Exercise goal: Go through the entries below and copy each line containing the word "this".

Stored data entries:
○ ○ ○ ○ ○

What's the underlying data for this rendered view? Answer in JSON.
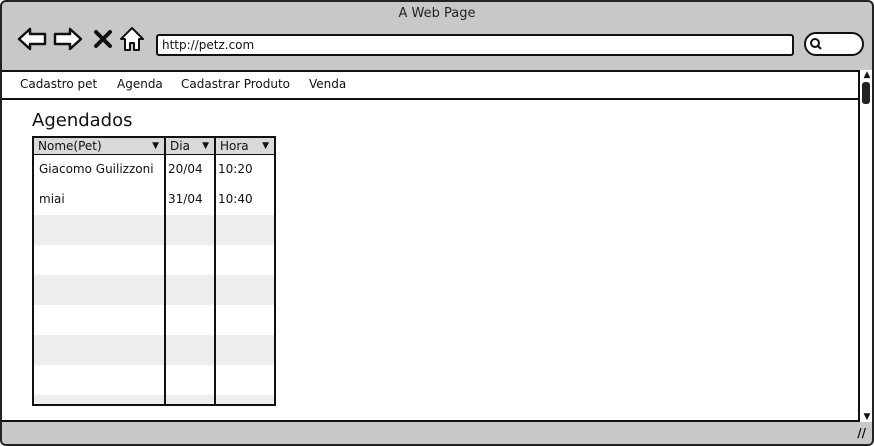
{
  "window": {
    "title": "A Web Page"
  },
  "browser": {
    "url": "http://petz.com"
  },
  "menu": {
    "items": [
      "Cadastro pet",
      "Agenda",
      "Cadastrar Produto",
      "Venda"
    ]
  },
  "page": {
    "heading": "Agendados"
  },
  "table": {
    "columns": [
      "Nome(Pet)",
      "Dia",
      "Hora"
    ],
    "rows": [
      {
        "nome": "Giacomo Guilizzoni",
        "dia": "20/04",
        "hora": "10:20"
      },
      {
        "nome": "miai",
        "dia": "31/04",
        "hora": "10:40"
      }
    ]
  },
  "icons": [
    "back-arrow-icon",
    "forward-arrow-icon",
    "close-icon",
    "home-icon",
    "search-icon",
    "resize-grip-icon"
  ]
}
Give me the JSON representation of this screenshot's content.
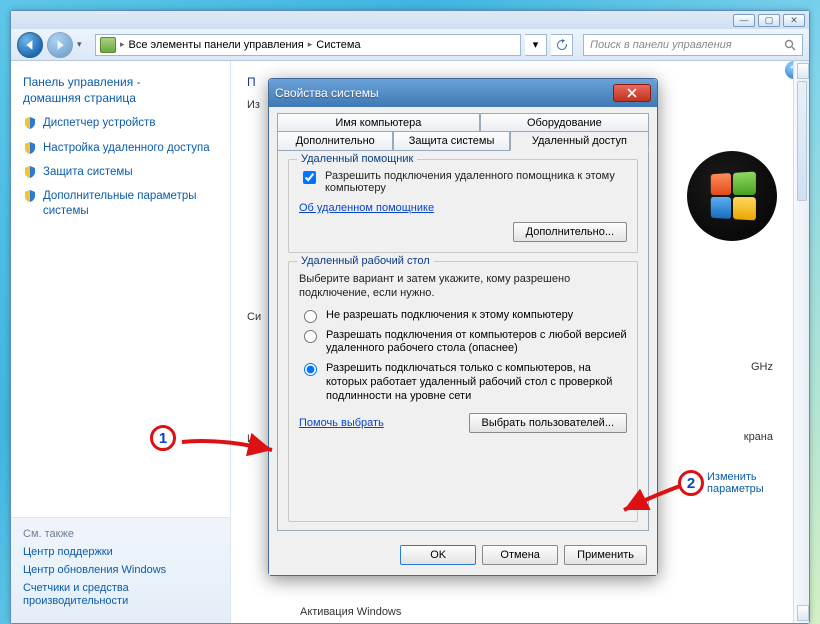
{
  "window": {
    "btn_min": "—",
    "btn_max": "▢",
    "btn_close": "✕"
  },
  "address": {
    "crumb1": "Все элементы панели управления",
    "crumb2": "Система",
    "search_placeholder": "Поиск в панели управления"
  },
  "sidebar": {
    "home_line1": "Панель управления -",
    "home_line2": "домашняя страница",
    "links": [
      "Диспетчер устройств",
      "Настройка удаленного доступа",
      "Защита системы",
      "Дополнительные параметры системы"
    ]
  },
  "see_also": {
    "header": "См. также",
    "items": [
      "Центр поддержки",
      "Центр обновления Windows",
      "Счетчики и средства производительности"
    ]
  },
  "main": {
    "heading_cut": "П",
    "sub_cut": "Из",
    "sys_cut": "Си",
    "name_cut": "И",
    "ghz": "GHz",
    "screen_cut": "крана",
    "change_label": "Изменить параметры",
    "activation": "Активация Windows"
  },
  "dialog": {
    "title": "Свойства системы",
    "tabs_row1": [
      "Имя компьютера",
      "Оборудование"
    ],
    "tabs_row2": [
      "Дополнительно",
      "Защита системы",
      "Удаленный доступ"
    ],
    "group1": {
      "legend": "Удаленный помощник",
      "chk_label": "Разрешить подключения удаленного помощника к этому компьютеру",
      "about_link": "Об удаленном помощнике",
      "adv_btn": "Дополнительно..."
    },
    "group2": {
      "legend": "Удаленный рабочий стол",
      "desc": "Выберите вариант и затем укажите, кому разрешено подключение, если нужно.",
      "opt1": "Не разрешать подключения к этому компьютеру",
      "opt2": "Разрешать подключения от компьютеров с любой версией удаленного рабочего стола (опаснее)",
      "opt3": "Разрешить подключаться только с компьютеров, на которых работает удаленный рабочий стол с проверкой подлинности на уровне сети",
      "help_link": "Помочь выбрать",
      "users_btn": "Выбрать пользователей..."
    },
    "footer": {
      "ok": "OK",
      "cancel": "Отмена",
      "apply": "Применить"
    }
  },
  "annotations": {
    "one": "1",
    "two": "2"
  }
}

○ ○ ○ ○ ○

Task answer:
What's the underlying data for this rendered view? Answer in JSON.
Give me the JSON representation of this screenshot's content.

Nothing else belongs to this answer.